— THE TASK —
Reproduce the records below in full and without edits, omitting images.

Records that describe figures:

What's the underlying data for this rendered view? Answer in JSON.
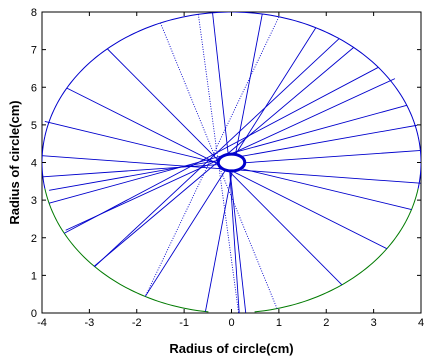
{
  "chart_data": {
    "type": "line",
    "title": "",
    "xlabel": "Radius of circle(cm)",
    "ylabel": "Radius of circle(cm)",
    "xlim": [
      -4,
      4
    ],
    "ylim": [
      0,
      8
    ],
    "x_ticks": [
      "-4",
      "-3",
      "-2",
      "-1",
      "0",
      "1",
      "2",
      "3",
      "4"
    ],
    "y_ticks": [
      "0",
      "1",
      "2",
      "3",
      "4",
      "5",
      "6",
      "7",
      "8"
    ],
    "grid": false,
    "legend": "none",
    "colors": {
      "chords": "#0000cc",
      "circle_upper": "#0000cc",
      "circle_lower": "#007a00",
      "inner_circle": "#0000cc"
    },
    "outer_circle": {
      "center": [
        0,
        4
      ],
      "radius": 4,
      "upper_arc_deg": [
        10,
        170
      ],
      "lower_arc_deg": [
        190,
        350
      ],
      "lower_gap_deg": [
        263,
        277
      ]
    },
    "inner_circle": {
      "center": [
        0,
        4
      ],
      "radius": 0.28
    },
    "chords": [
      {
        "from": [
          4.0,
          4.32
        ],
        "to": [
          -3.98,
          3.62
        ],
        "style": "solid"
      },
      {
        "from": [
          3.7,
          5.52
        ],
        "to": [
          -3.85,
          2.92
        ],
        "style": "solid"
      },
      {
        "from": [
          3.1,
          6.53
        ],
        "to": [
          -3.53,
          2.12
        ],
        "style": "solid"
      },
      {
        "from": [
          2.27,
          7.29
        ],
        "to": [
          -2.89,
          1.23
        ],
        "style": "solid"
      },
      {
        "from": [
          1.0,
          7.87
        ],
        "to": [
          -1.82,
          0.44
        ],
        "style": "dotted"
      },
      {
        "from": [
          -0.7,
          7.94
        ],
        "to": [
          0.15,
          0.0
        ],
        "style": "dotted"
      },
      {
        "from": [
          -1.5,
          7.71
        ],
        "to": [
          0.96,
          0.12
        ],
        "style": "dotted"
      },
      {
        "from": [
          -2.62,
          7.02
        ],
        "to": [
          2.33,
          0.75
        ],
        "style": "solid"
      },
      {
        "from": [
          -3.48,
          5.98
        ],
        "to": [
          3.28,
          1.71
        ],
        "style": "solid"
      },
      {
        "from": [
          -3.94,
          5.09
        ],
        "to": [
          3.8,
          2.75
        ],
        "style": "solid"
      },
      {
        "from": [
          -4.0,
          4.18
        ],
        "to": [
          3.99,
          3.45
        ],
        "style": "solid"
      },
      {
        "from": [
          -3.85,
          3.26
        ],
        "to": [
          3.92,
          4.99
        ],
        "style": "solid"
      },
      {
        "from": [
          -3.5,
          2.2
        ],
        "to": [
          3.45,
          6.23
        ],
        "style": "solid"
      },
      {
        "from": [
          -2.9,
          1.24
        ],
        "to": [
          2.58,
          7.06
        ],
        "style": "solid"
      },
      {
        "from": [
          -1.82,
          0.44
        ],
        "to": [
          1.78,
          7.58
        ],
        "style": "solid"
      },
      {
        "from": [
          -0.55,
          0.04
        ],
        "to": [
          0.65,
          7.95
        ],
        "style": "solid"
      },
      {
        "from": [
          0.3,
          0.01
        ],
        "to": [
          -0.4,
          7.98
        ],
        "style": "solid"
      },
      {
        "from": [
          0.2,
          -0.7
        ],
        "to": [
          -0.05,
          4.0
        ],
        "style": "solid"
      }
    ]
  }
}
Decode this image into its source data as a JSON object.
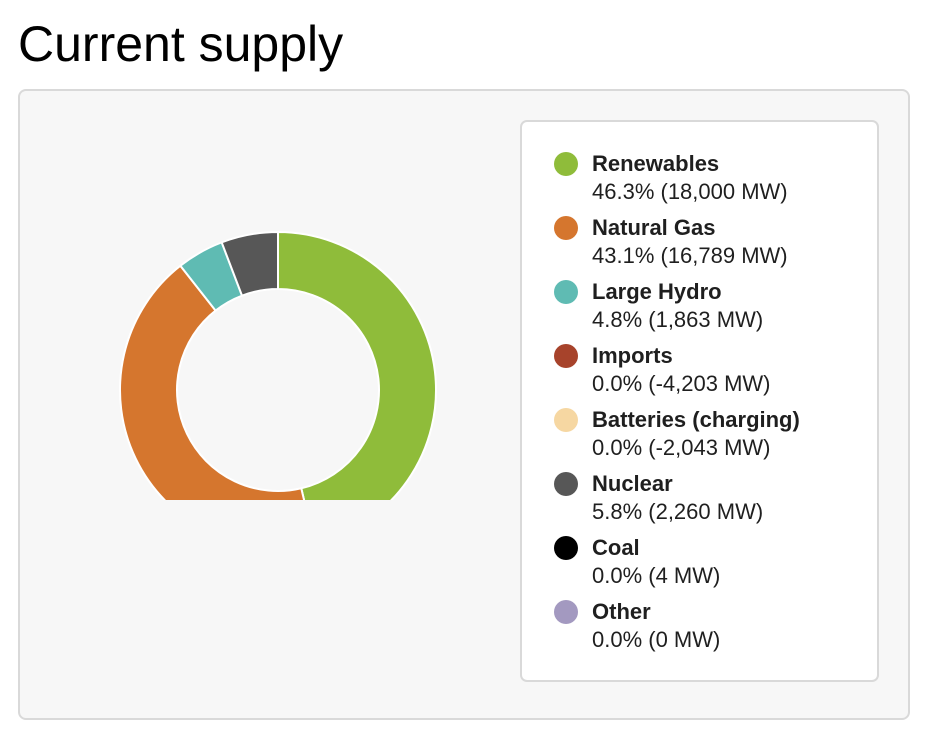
{
  "page": {
    "title": "Current supply"
  },
  "chart_data": {
    "type": "pie",
    "variant": "donut",
    "legend_position": "right",
    "slices": [
      {
        "name": "Renewables",
        "label": "46.3% (18,000 MW)",
        "percent": 46.3,
        "mw": 18000,
        "color": "#8fbc3a"
      },
      {
        "name": "Natural Gas",
        "label": "43.1% (16,789 MW)",
        "percent": 43.1,
        "mw": 16789,
        "color": "#d5762e"
      },
      {
        "name": "Large Hydro",
        "label": "4.8% (1,863 MW)",
        "percent": 4.8,
        "mw": 1863,
        "color": "#5fbbb3"
      },
      {
        "name": "Imports",
        "label": "0.0% (-4,203 MW)",
        "percent": 0.0,
        "mw": -4203,
        "color": "#a7432b"
      },
      {
        "name": "Batteries (charging)",
        "label": "0.0% (-2,043 MW)",
        "percent": 0.0,
        "mw": -2043,
        "color": "#f6d7a2"
      },
      {
        "name": "Nuclear",
        "label": "5.8% (2,260 MW)",
        "percent": 5.8,
        "mw": 2260,
        "color": "#575757"
      },
      {
        "name": "Coal",
        "label": "0.0% (4 MW)",
        "percent": 0.0,
        "mw": 4,
        "color": "#000000"
      },
      {
        "name": "Other",
        "label": "0.0% (0 MW)",
        "percent": 0.0,
        "mw": 0,
        "color": "#a399c0"
      }
    ]
  }
}
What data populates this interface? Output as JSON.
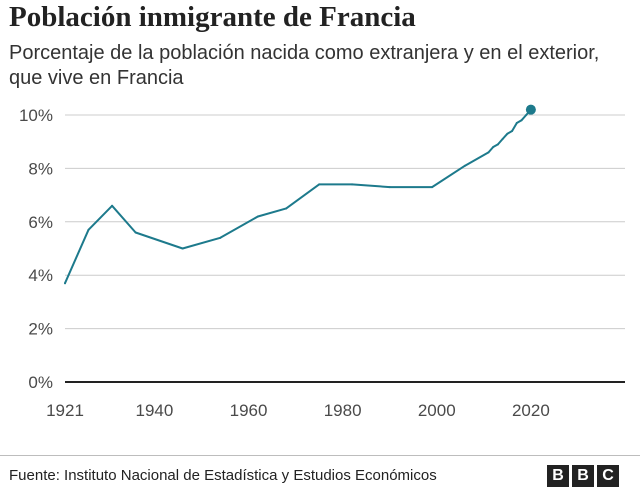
{
  "header": {
    "title": "Población inmigrante de Francia",
    "subtitle": "Porcentaje de la población nacida como extranjera y en el exterior, que vive en Francia"
  },
  "footer": {
    "source": "Fuente: Instituto Nacional de Estadística y Estudios Económicos",
    "logo_letters": [
      "B",
      "B",
      "C"
    ]
  },
  "colors": {
    "line": "#1d7a8c",
    "grid": "#cccccc",
    "baseline": "#222222"
  },
  "chart_data": {
    "type": "line",
    "title": "Población inmigrante de Francia",
    "subtitle": "Porcentaje de la población nacida como extranjera y en el exterior, que vive en Francia",
    "xlabel": "",
    "ylabel": "",
    "xlim": [
      1921,
      2040
    ],
    "ylim": [
      0,
      10
    ],
    "x_ticks": [
      1921,
      1940,
      1960,
      1980,
      2000,
      2020
    ],
    "y_ticks": [
      0,
      2,
      4,
      6,
      8,
      10
    ],
    "y_tick_labels": [
      "0%",
      "2%",
      "4%",
      "6%",
      "8%",
      "10%"
    ],
    "grid": true,
    "legend": "none",
    "series": [
      {
        "x": [
          1921,
          1926,
          1931,
          1936,
          1946,
          1954,
          1962,
          1968,
          1975,
          1982,
          1990,
          1999,
          2006,
          2011,
          2012,
          2013,
          2014,
          2015,
          2016,
          2017,
          2018,
          2019,
          2020
        ],
        "values": [
          3.7,
          5.7,
          6.6,
          5.6,
          5.0,
          5.4,
          6.2,
          6.5,
          7.4,
          7.4,
          7.3,
          7.3,
          8.1,
          8.6,
          8.8,
          8.9,
          9.1,
          9.3,
          9.4,
          9.7,
          9.8,
          10.0,
          10.2
        ],
        "end_marker": true
      }
    ]
  }
}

— FINAL RESULT —
What's the underlying data for this rendered view? Answer in JSON.
{
  "chart_data": {
    "type": "line",
    "title": "",
    "xlabel": "Radius of circle(cm)",
    "ylabel": "Radius of circle(cm)",
    "xlim": [
      -4,
      4
    ],
    "ylim": [
      0,
      8
    ],
    "x_ticks": [
      "-4",
      "-3",
      "-2",
      "-1",
      "0",
      "1",
      "2",
      "3",
      "4"
    ],
    "y_ticks": [
      "0",
      "1",
      "2",
      "3",
      "4",
      "5",
      "6",
      "7",
      "8"
    ],
    "grid": false,
    "legend": "none",
    "colors": {
      "chords": "#0000cc",
      "circle_upper": "#0000cc",
      "circle_lower": "#007a00",
      "inner_circle": "#0000cc"
    },
    "outer_circle": {
      "center": [
        0,
        4
      ],
      "radius": 4,
      "upper_arc_deg": [
        10,
        170
      ],
      "lower_arc_deg": [
        190,
        350
      ],
      "lower_gap_deg": [
        263,
        277
      ]
    },
    "inner_circle": {
      "center": [
        0,
        4
      ],
      "radius": 0.28
    },
    "chords": [
      {
        "from": [
          4.0,
          4.32
        ],
        "to": [
          -3.98,
          3.62
        ],
        "style": "solid"
      },
      {
        "from": [
          3.7,
          5.52
        ],
        "to": [
          -3.85,
          2.92
        ],
        "style": "solid"
      },
      {
        "from": [
          3.1,
          6.53
        ],
        "to": [
          -3.53,
          2.12
        ],
        "style": "solid"
      },
      {
        "from": [
          2.27,
          7.29
        ],
        "to": [
          -2.89,
          1.23
        ],
        "style": "solid"
      },
      {
        "from": [
          1.0,
          7.87
        ],
        "to": [
          -1.82,
          0.44
        ],
        "style": "dotted"
      },
      {
        "from": [
          -0.7,
          7.94
        ],
        "to": [
          0.15,
          0.0
        ],
        "style": "dotted"
      },
      {
        "from": [
          -1.5,
          7.71
        ],
        "to": [
          0.96,
          0.12
        ],
        "style": "dotted"
      },
      {
        "from": [
          -2.62,
          7.02
        ],
        "to": [
          2.33,
          0.75
        ],
        "style": "solid"
      },
      {
        "from": [
          -3.48,
          5.98
        ],
        "to": [
          3.28,
          1.71
        ],
        "style": "solid"
      },
      {
        "from": [
          -3.94,
          5.09
        ],
        "to": [
          3.8,
          2.75
        ],
        "style": "solid"
      },
      {
        "from": [
          -4.0,
          4.18
        ],
        "to": [
          3.99,
          3.45
        ],
        "style": "solid"
      },
      {
        "from": [
          -3.85,
          3.26
        ],
        "to": [
          3.92,
          4.99
        ],
        "style": "solid"
      },
      {
        "from": [
          -3.5,
          2.2
        ],
        "to": [
          3.45,
          6.23
        ],
        "style": "solid"
      },
      {
        "from": [
          -2.9,
          1.24
        ],
        "to": [
          2.58,
          7.06
        ],
        "style": "solid"
      },
      {
        "from": [
          -1.82,
          0.44
        ],
        "to": [
          1.78,
          7.58
        ],
        "style": "solid"
      },
      {
        "from": [
          -0.55,
          0.04
        ],
        "to": [
          0.65,
          7.95
        ],
        "style": "solid"
      },
      {
        "from": [
          0.3,
          0.01
        ],
        "to": [
          -0.4,
          7.98
        ],
        "style": "solid"
      },
      {
        "from": [
          0.2,
          -0.7
        ],
        "to": [
          -0.05,
          4.0
        ],
        "style": "solid"
      }
    ]
  }
}
Decode this image into its source data as a JSON object.
{
  "page": {
    "title": "Current supply"
  },
  "chart_data": {
    "type": "pie",
    "variant": "donut",
    "legend_position": "right",
    "slices": [
      {
        "name": "Renewables",
        "label": "46.3% (18,000 MW)",
        "percent": 46.3,
        "mw": 18000,
        "color": "#8fbc3a"
      },
      {
        "name": "Natural Gas",
        "label": "43.1% (16,789 MW)",
        "percent": 43.1,
        "mw": 16789,
        "color": "#d5762e"
      },
      {
        "name": "Large Hydro",
        "label": "4.8% (1,863 MW)",
        "percent": 4.8,
        "mw": 1863,
        "color": "#5fbbb3"
      },
      {
        "name": "Imports",
        "label": "0.0% (-4,203 MW)",
        "percent": 0.0,
        "mw": -4203,
        "color": "#a7432b"
      },
      {
        "name": "Batteries (charging)",
        "label": "0.0% (-2,043 MW)",
        "percent": 0.0,
        "mw": -2043,
        "color": "#f6d7a2"
      },
      {
        "name": "Nuclear",
        "label": "5.8% (2,260 MW)",
        "percent": 5.8,
        "mw": 2260,
        "color": "#575757"
      },
      {
        "name": "Coal",
        "label": "0.0% (4 MW)",
        "percent": 0.0,
        "mw": 4,
        "color": "#000000"
      },
      {
        "name": "Other",
        "label": "0.0% (0 MW)",
        "percent": 0.0,
        "mw": 0,
        "color": "#a399c0"
      }
    ]
  }
}
What data populates this interface? Output as JSON.
{
  "header": {
    "title": "Población inmigrante de Francia",
    "subtitle": "Porcentaje de la población nacida como extranjera y en el exterior, que vive en Francia"
  },
  "footer": {
    "source": "Fuente: Instituto Nacional de Estadística y Estudios Económicos",
    "logo_letters": [
      "B",
      "B",
      "C"
    ]
  },
  "colors": {
    "line": "#1d7a8c",
    "grid": "#cccccc",
    "baseline": "#222222"
  },
  "chart_data": {
    "type": "line",
    "title": "Población inmigrante de Francia",
    "subtitle": "Porcentaje de la población nacida como extranjera y en el exterior, que vive en Francia",
    "xlabel": "",
    "ylabel": "",
    "xlim": [
      1921,
      2040
    ],
    "ylim": [
      0,
      10
    ],
    "x_ticks": [
      1921,
      1940,
      1960,
      1980,
      2000,
      2020
    ],
    "y_ticks": [
      0,
      2,
      4,
      6,
      8,
      10
    ],
    "y_tick_labels": [
      "0%",
      "2%",
      "4%",
      "6%",
      "8%",
      "10%"
    ],
    "grid": true,
    "legend": "none",
    "series": [
      {
        "x": [
          1921,
          1926,
          1931,
          1936,
          1946,
          1954,
          1962,
          1968,
          1975,
          1982,
          1990,
          1999,
          2006,
          2011,
          2012,
          2013,
          2014,
          2015,
          2016,
          2017,
          2018,
          2019,
          2020
        ],
        "values": [
          3.7,
          5.7,
          6.6,
          5.6,
          5.0,
          5.4,
          6.2,
          6.5,
          7.4,
          7.4,
          7.3,
          7.3,
          8.1,
          8.6,
          8.8,
          8.9,
          9.1,
          9.3,
          9.4,
          9.7,
          9.8,
          10.0,
          10.2
        ],
        "end_marker": true
      }
    ]
  }
}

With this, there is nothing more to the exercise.